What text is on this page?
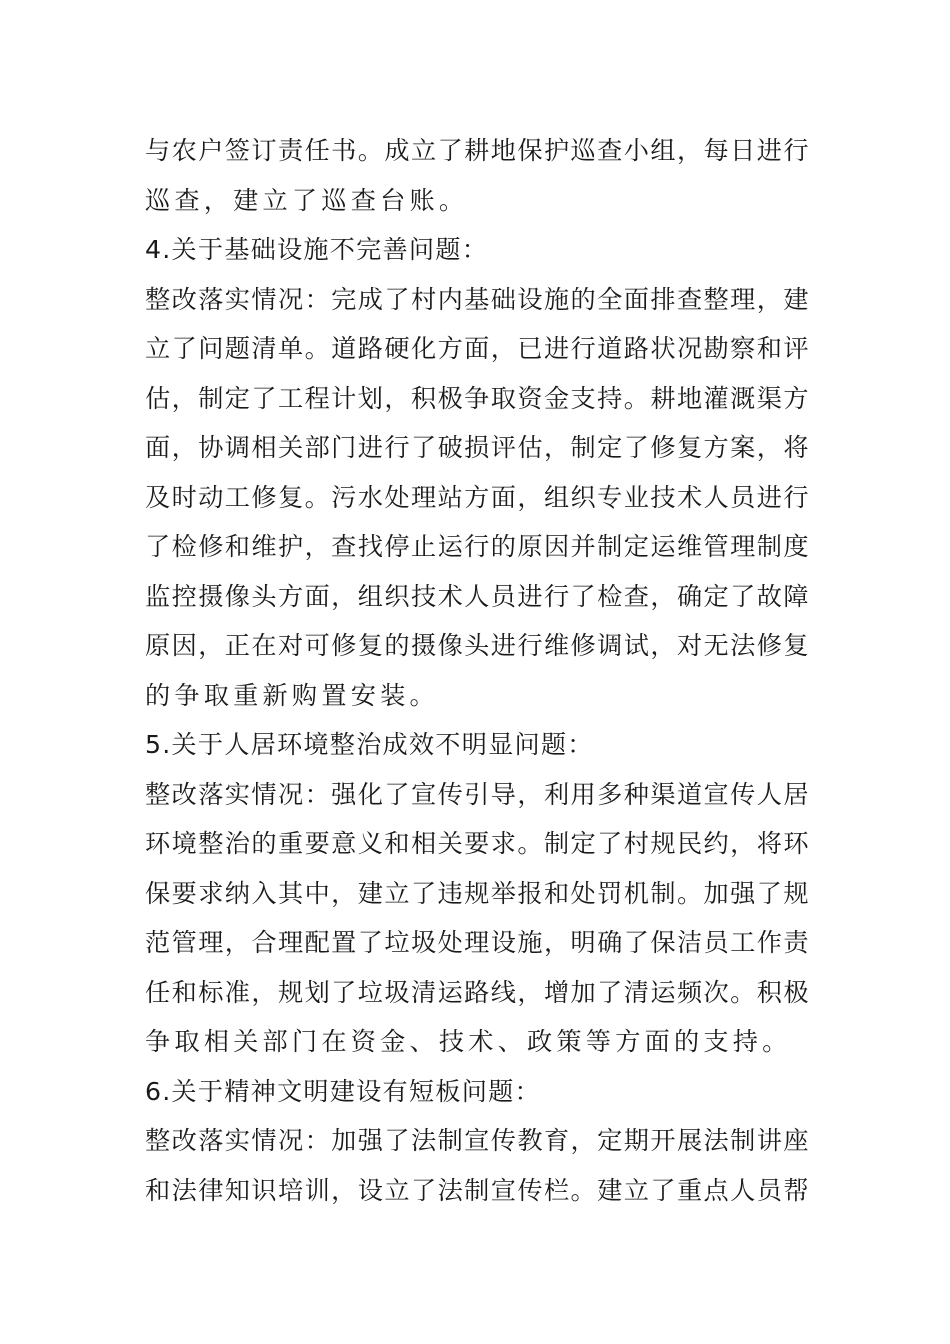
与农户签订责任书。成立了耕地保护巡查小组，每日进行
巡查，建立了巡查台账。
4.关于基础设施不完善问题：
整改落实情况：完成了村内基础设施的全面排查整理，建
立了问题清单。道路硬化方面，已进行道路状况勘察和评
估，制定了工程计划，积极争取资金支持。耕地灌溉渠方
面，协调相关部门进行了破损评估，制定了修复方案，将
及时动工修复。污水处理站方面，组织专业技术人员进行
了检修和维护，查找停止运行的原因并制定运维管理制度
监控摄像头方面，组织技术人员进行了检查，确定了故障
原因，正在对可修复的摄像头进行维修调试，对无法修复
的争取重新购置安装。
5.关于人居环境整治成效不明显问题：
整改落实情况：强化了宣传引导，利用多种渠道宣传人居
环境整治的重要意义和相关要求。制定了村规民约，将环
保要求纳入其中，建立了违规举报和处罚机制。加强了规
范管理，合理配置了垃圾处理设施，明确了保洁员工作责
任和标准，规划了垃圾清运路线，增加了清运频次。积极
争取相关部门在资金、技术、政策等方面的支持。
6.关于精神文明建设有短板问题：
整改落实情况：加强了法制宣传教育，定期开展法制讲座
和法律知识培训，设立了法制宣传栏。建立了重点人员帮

→ **Written problem**: Transcribe the records above exactly as they appear, leaving out any pictures.

→ **Expected output**:
What text is on this page?
与农户签订责任书。成立了耕地保护巡查小组，每日进行
巡查，建立了巡查台账。
4.关于基础设施不完善问题：
整改落实情况：完成了村内基础设施的全面排查整理，建
立了问题清单。道路硬化方面，已进行道路状况勘察和评
估，制定了工程计划，积极争取资金支持。耕地灌溉渠方
面，协调相关部门进行了破损评估，制定了修复方案，将
及时动工修复。污水处理站方面，组织专业技术人员进行
了检修和维护，查找停止运行的原因并制定运维管理制度
监控摄像头方面，组织技术人员进行了检查，确定了故障
原因，正在对可修复的摄像头进行维修调试，对无法修复
的争取重新购置安装。
5.关于人居环境整治成效不明显问题：
整改落实情况：强化了宣传引导，利用多种渠道宣传人居
环境整治的重要意义和相关要求。制定了村规民约，将环
保要求纳入其中，建立了违规举报和处罚机制。加强了规
范管理，合理配置了垃圾处理设施，明确了保洁员工作责
任和标准，规划了垃圾清运路线，增加了清运频次。积极
争取相关部门在资金、技术、政策等方面的支持。
6.关于精神文明建设有短板问题：
整改落实情况：加强了法制宣传教育，定期开展法制讲座
和法律知识培训，设立了法制宣传栏。建立了重点人员帮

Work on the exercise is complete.